# The data
^^^^^^^^
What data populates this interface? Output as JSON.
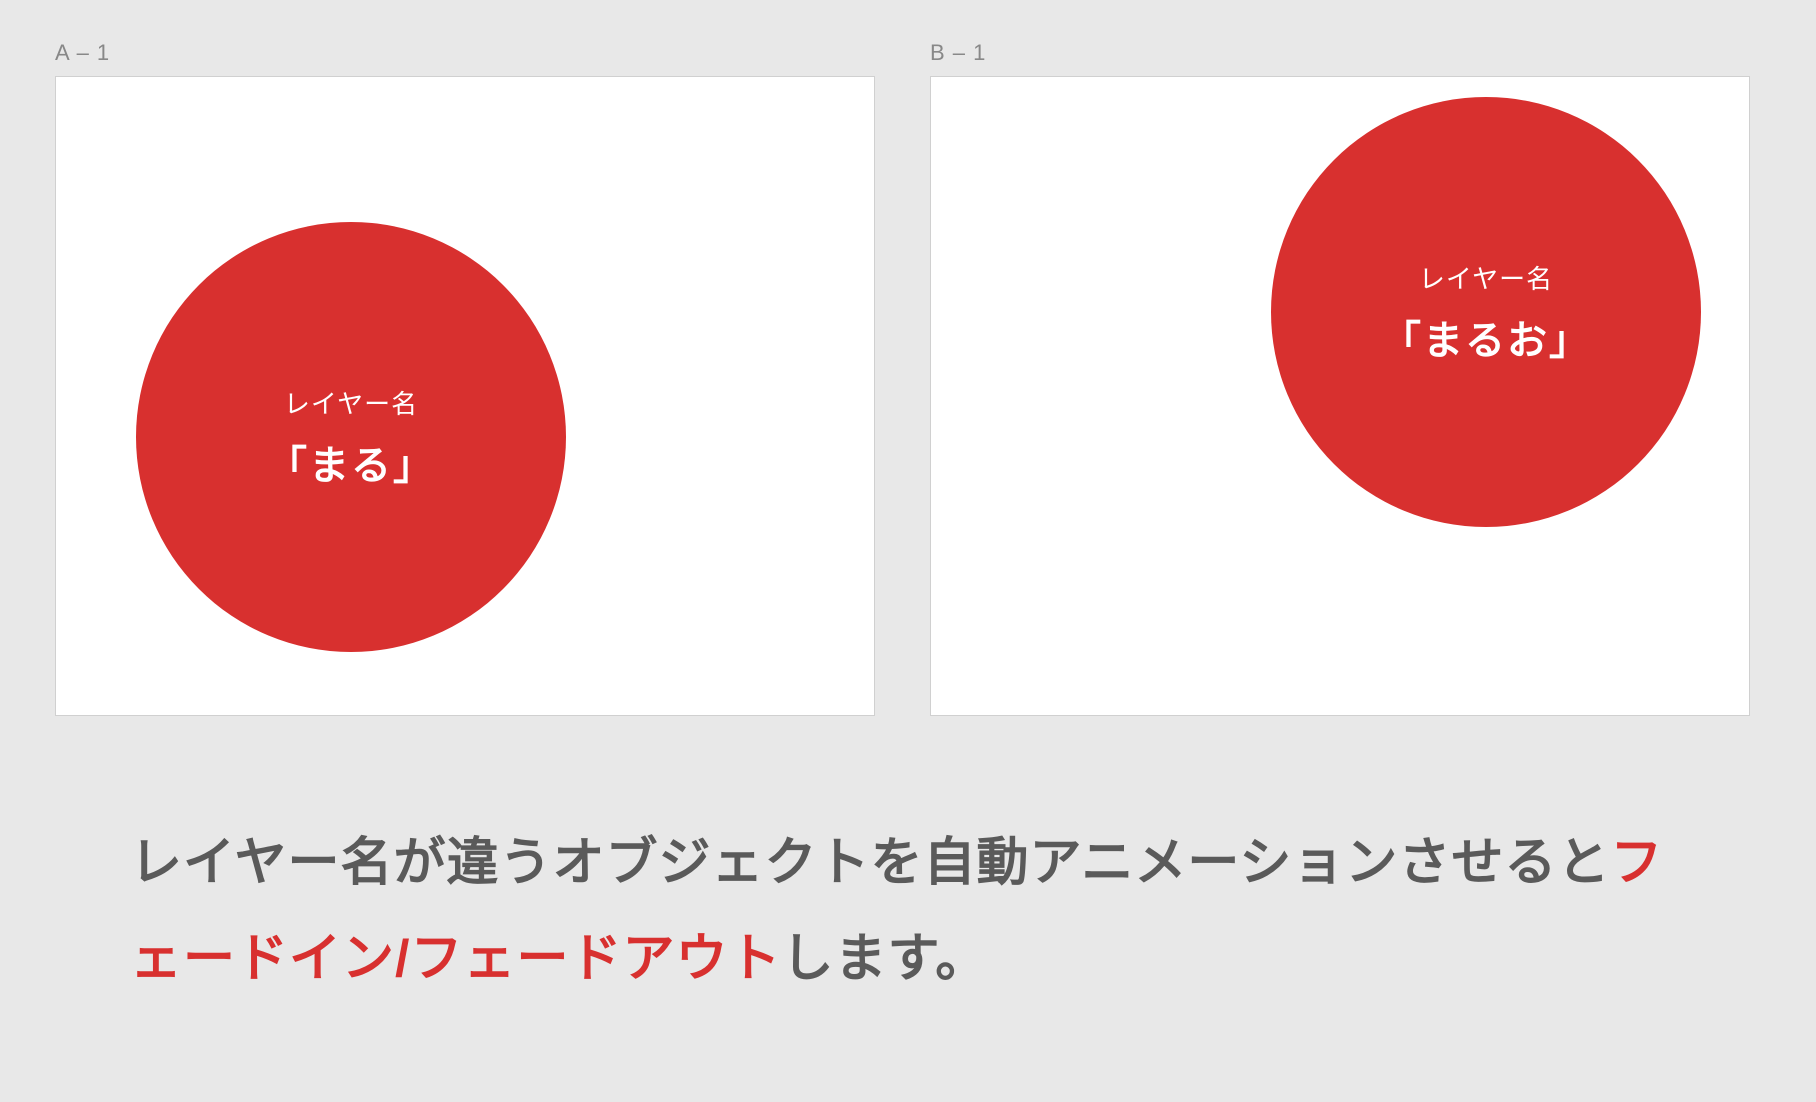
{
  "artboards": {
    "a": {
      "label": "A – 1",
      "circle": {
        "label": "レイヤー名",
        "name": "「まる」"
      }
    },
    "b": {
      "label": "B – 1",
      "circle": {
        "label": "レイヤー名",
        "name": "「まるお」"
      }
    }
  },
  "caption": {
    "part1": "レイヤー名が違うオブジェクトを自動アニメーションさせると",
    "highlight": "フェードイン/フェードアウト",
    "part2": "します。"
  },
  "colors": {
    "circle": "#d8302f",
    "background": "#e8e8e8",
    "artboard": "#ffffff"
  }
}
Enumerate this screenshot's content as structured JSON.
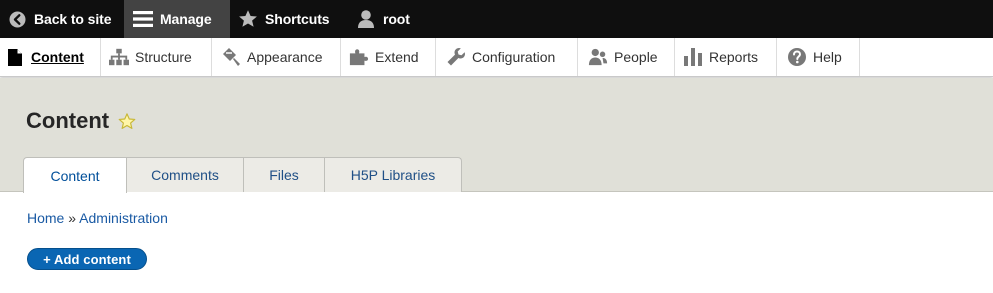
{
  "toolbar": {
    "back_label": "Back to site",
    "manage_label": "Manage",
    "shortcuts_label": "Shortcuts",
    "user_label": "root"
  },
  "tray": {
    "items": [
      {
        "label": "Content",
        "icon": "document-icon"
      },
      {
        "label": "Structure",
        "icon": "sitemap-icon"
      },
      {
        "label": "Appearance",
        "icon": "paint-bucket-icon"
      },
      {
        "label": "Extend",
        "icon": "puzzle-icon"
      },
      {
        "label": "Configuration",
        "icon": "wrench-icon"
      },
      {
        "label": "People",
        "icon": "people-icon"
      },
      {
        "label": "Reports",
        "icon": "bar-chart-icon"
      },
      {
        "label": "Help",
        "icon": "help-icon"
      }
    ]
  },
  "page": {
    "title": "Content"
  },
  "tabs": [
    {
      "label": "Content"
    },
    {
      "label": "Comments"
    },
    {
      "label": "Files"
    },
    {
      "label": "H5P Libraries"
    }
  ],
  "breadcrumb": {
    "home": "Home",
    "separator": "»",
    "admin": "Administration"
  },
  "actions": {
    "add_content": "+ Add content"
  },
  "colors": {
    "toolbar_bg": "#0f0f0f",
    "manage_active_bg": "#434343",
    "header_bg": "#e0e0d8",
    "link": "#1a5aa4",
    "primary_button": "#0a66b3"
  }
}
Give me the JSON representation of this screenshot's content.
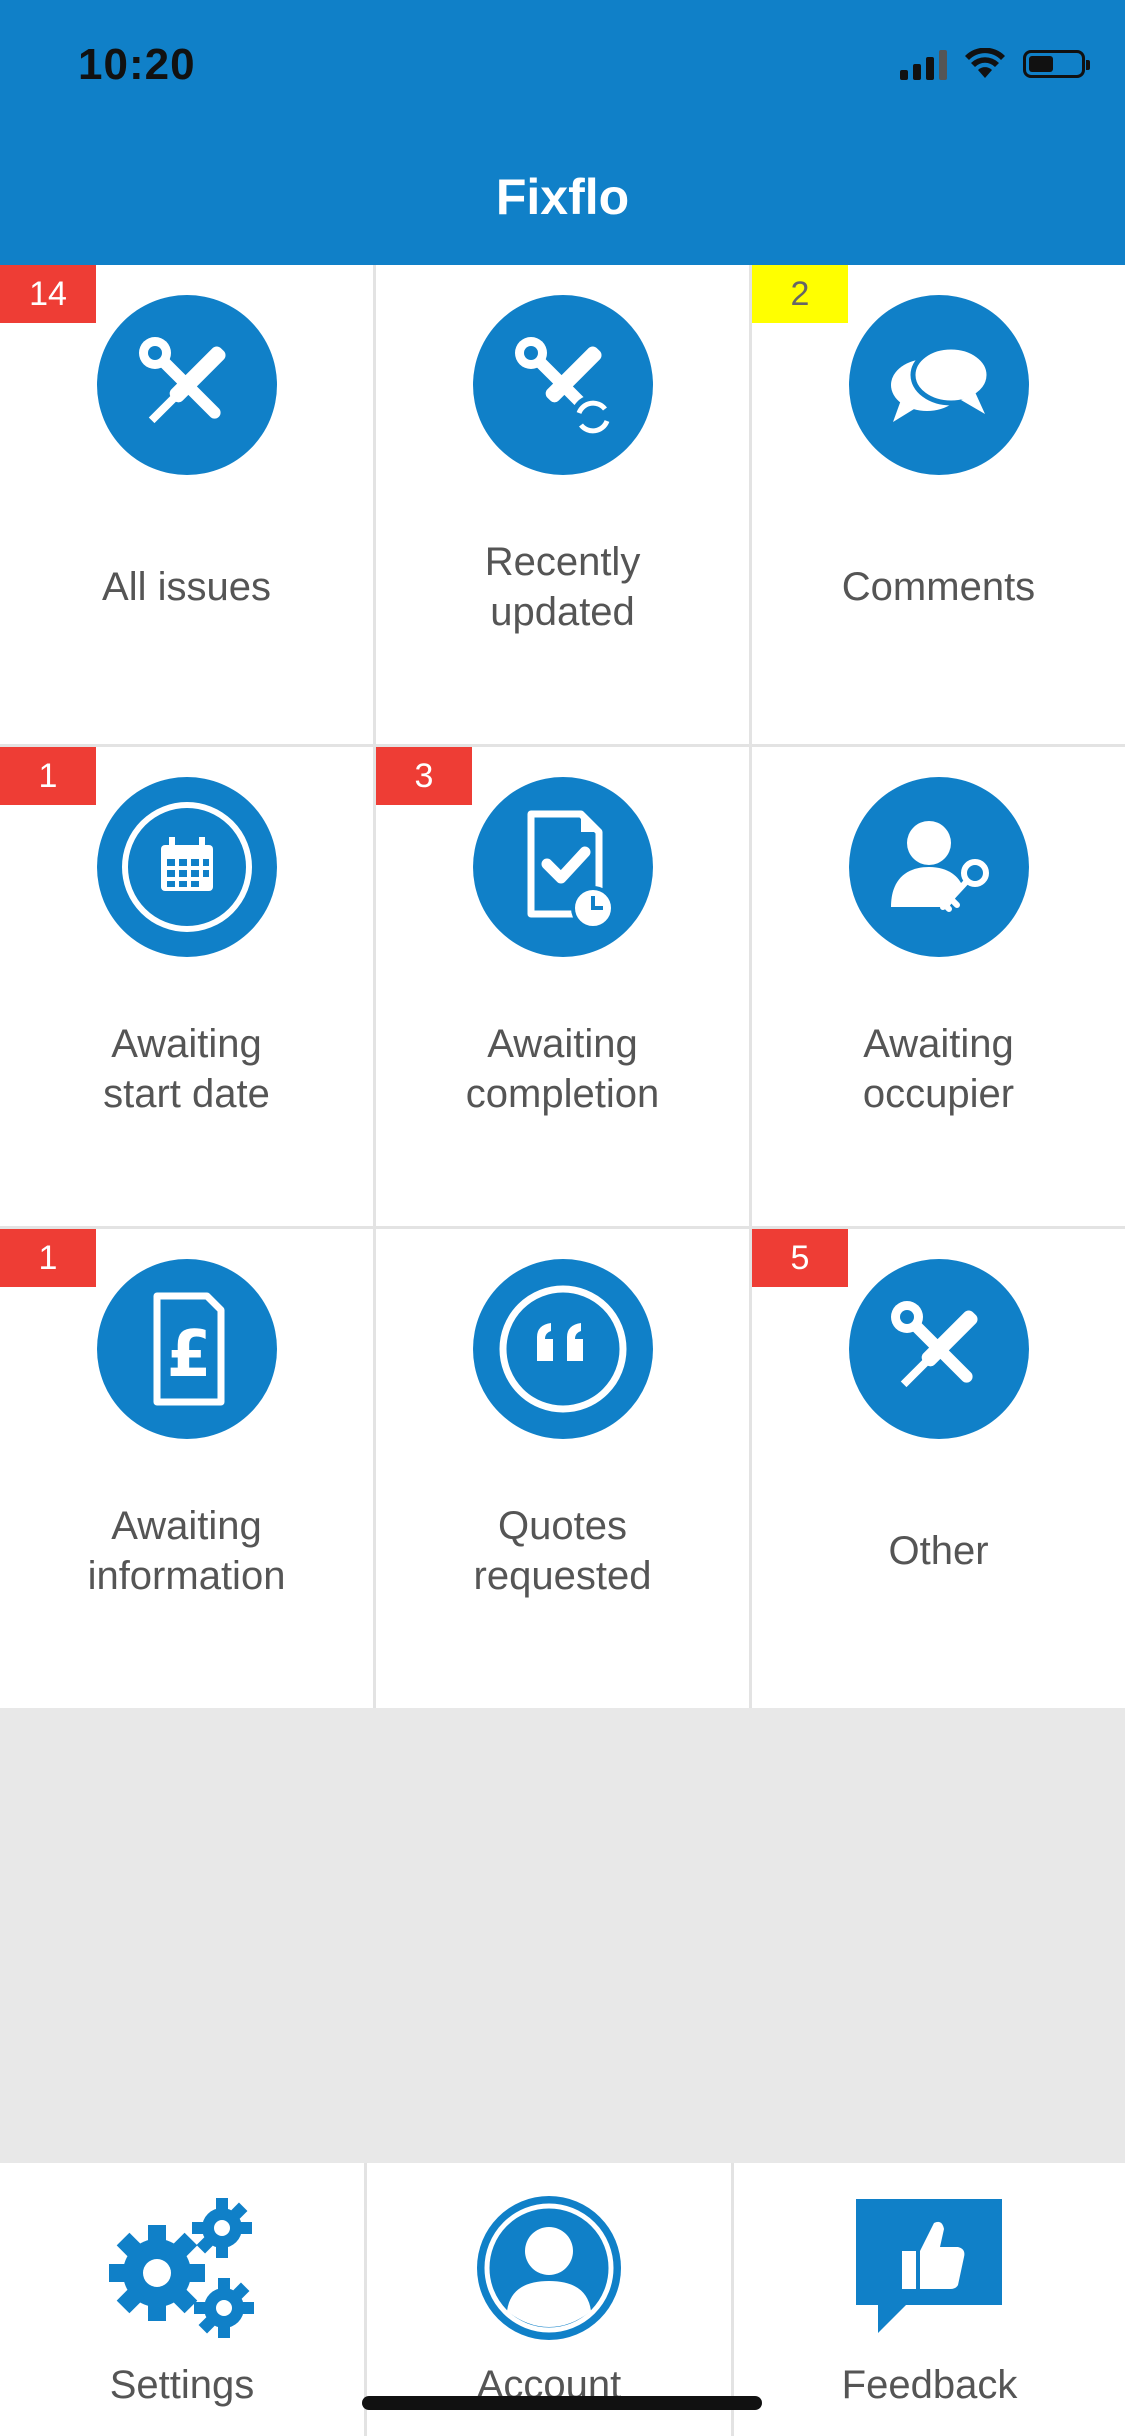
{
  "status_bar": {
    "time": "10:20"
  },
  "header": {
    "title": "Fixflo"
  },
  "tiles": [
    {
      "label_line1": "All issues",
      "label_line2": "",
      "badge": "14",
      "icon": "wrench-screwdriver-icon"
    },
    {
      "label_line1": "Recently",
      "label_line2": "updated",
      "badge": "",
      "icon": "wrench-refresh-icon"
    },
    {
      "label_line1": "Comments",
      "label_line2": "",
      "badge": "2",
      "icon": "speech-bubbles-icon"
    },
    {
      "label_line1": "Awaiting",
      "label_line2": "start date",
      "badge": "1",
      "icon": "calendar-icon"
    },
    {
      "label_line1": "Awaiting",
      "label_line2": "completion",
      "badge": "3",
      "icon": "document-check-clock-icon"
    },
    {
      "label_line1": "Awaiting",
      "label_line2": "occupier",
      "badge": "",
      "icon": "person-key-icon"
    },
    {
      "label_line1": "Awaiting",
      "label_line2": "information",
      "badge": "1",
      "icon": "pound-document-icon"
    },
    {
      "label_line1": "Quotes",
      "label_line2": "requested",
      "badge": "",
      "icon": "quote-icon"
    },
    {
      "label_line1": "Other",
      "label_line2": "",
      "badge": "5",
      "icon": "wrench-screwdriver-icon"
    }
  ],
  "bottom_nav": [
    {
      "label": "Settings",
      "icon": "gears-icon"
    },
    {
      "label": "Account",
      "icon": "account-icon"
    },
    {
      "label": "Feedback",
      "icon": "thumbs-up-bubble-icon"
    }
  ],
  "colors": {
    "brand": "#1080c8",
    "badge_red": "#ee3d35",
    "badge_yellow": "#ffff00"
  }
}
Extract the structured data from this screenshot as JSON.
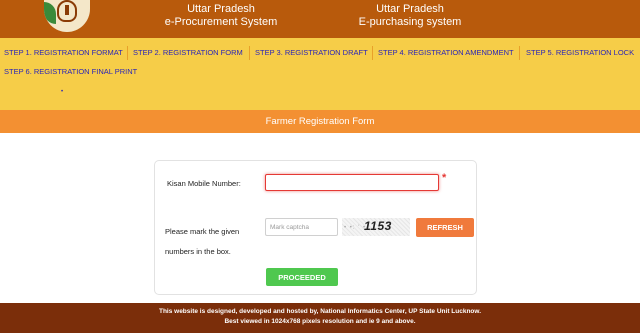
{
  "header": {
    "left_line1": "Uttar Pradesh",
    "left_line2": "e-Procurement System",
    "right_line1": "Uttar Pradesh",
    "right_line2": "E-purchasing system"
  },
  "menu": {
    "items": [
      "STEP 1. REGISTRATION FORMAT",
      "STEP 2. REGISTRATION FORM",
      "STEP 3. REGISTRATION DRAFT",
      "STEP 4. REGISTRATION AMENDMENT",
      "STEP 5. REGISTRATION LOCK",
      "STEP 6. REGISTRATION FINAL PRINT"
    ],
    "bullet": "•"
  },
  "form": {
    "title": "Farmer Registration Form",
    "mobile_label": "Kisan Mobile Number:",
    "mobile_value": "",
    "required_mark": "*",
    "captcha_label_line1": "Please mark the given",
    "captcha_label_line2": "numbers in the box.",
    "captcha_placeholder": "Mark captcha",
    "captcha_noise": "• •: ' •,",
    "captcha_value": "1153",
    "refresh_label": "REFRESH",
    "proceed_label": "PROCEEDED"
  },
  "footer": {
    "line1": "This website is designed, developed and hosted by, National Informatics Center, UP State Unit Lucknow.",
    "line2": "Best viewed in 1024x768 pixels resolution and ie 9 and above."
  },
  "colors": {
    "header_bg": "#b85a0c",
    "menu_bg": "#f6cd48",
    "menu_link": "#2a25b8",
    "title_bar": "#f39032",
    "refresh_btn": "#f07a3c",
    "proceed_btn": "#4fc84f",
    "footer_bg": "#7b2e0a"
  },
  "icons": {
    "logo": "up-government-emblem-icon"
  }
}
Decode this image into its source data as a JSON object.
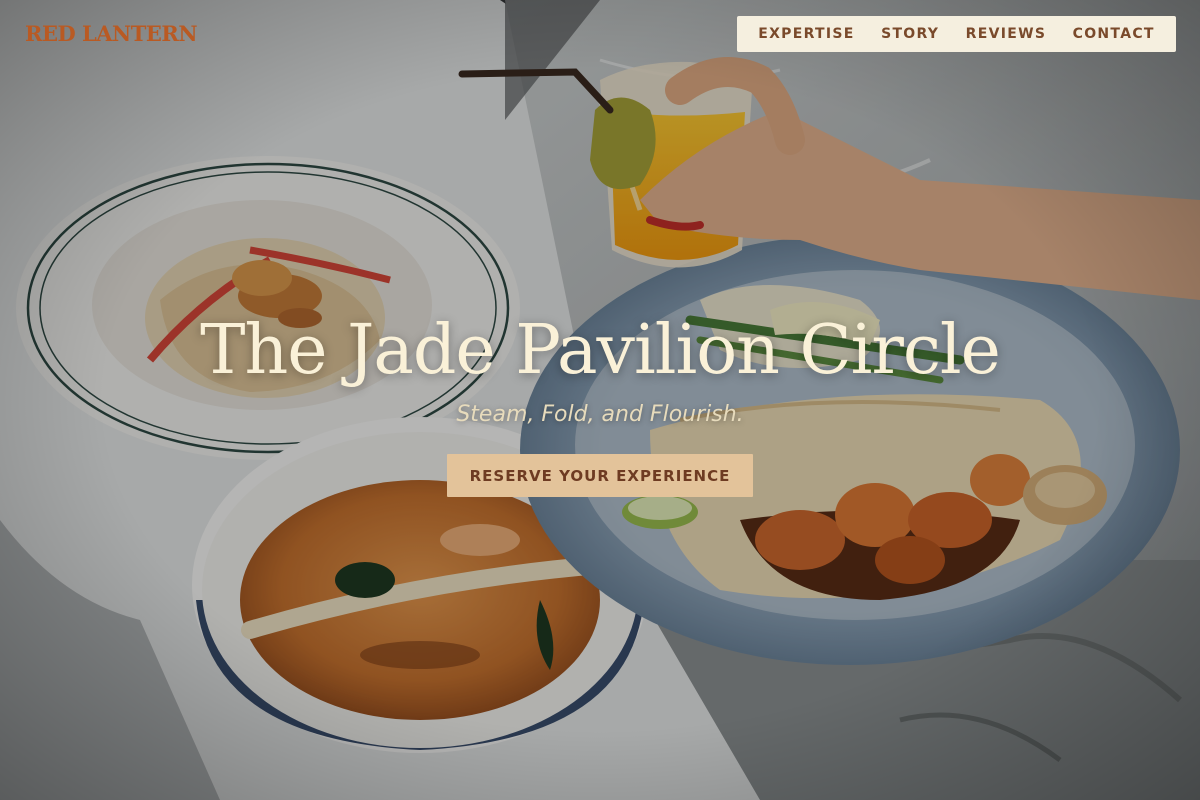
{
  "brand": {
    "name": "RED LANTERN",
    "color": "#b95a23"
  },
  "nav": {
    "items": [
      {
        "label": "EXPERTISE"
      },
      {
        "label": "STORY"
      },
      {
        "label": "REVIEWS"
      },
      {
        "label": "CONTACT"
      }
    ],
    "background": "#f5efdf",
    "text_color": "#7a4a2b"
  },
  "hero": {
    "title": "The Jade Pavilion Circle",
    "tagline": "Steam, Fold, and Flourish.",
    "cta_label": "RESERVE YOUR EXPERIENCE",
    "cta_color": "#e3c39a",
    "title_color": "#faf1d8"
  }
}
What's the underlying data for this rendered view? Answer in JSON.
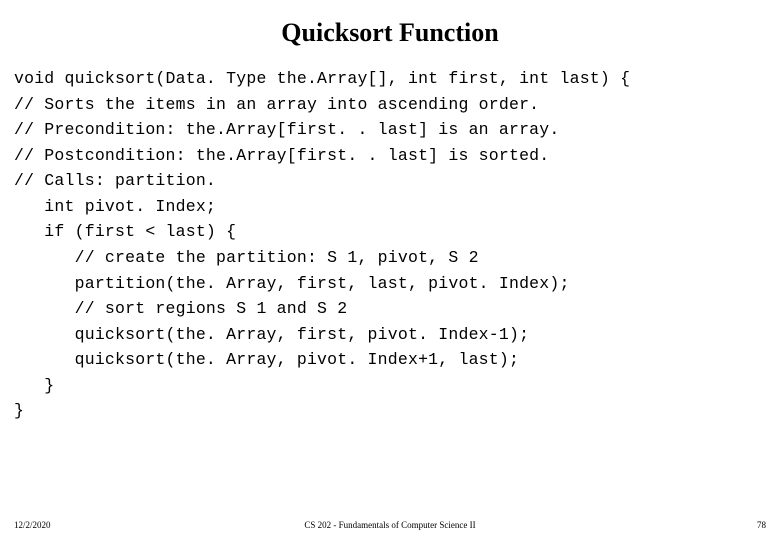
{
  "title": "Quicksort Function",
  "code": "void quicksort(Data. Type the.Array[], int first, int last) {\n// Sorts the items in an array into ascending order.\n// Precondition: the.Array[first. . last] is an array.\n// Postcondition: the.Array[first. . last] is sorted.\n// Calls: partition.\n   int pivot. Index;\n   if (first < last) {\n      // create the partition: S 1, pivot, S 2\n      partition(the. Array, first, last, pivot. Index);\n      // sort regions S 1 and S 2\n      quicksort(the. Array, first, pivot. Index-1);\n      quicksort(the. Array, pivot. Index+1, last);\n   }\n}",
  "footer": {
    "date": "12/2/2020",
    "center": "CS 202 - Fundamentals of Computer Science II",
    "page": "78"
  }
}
^^^^^^^^
# Exercise directions
Report only how many lines in the entries contain "document".

# Solution for this exercise
3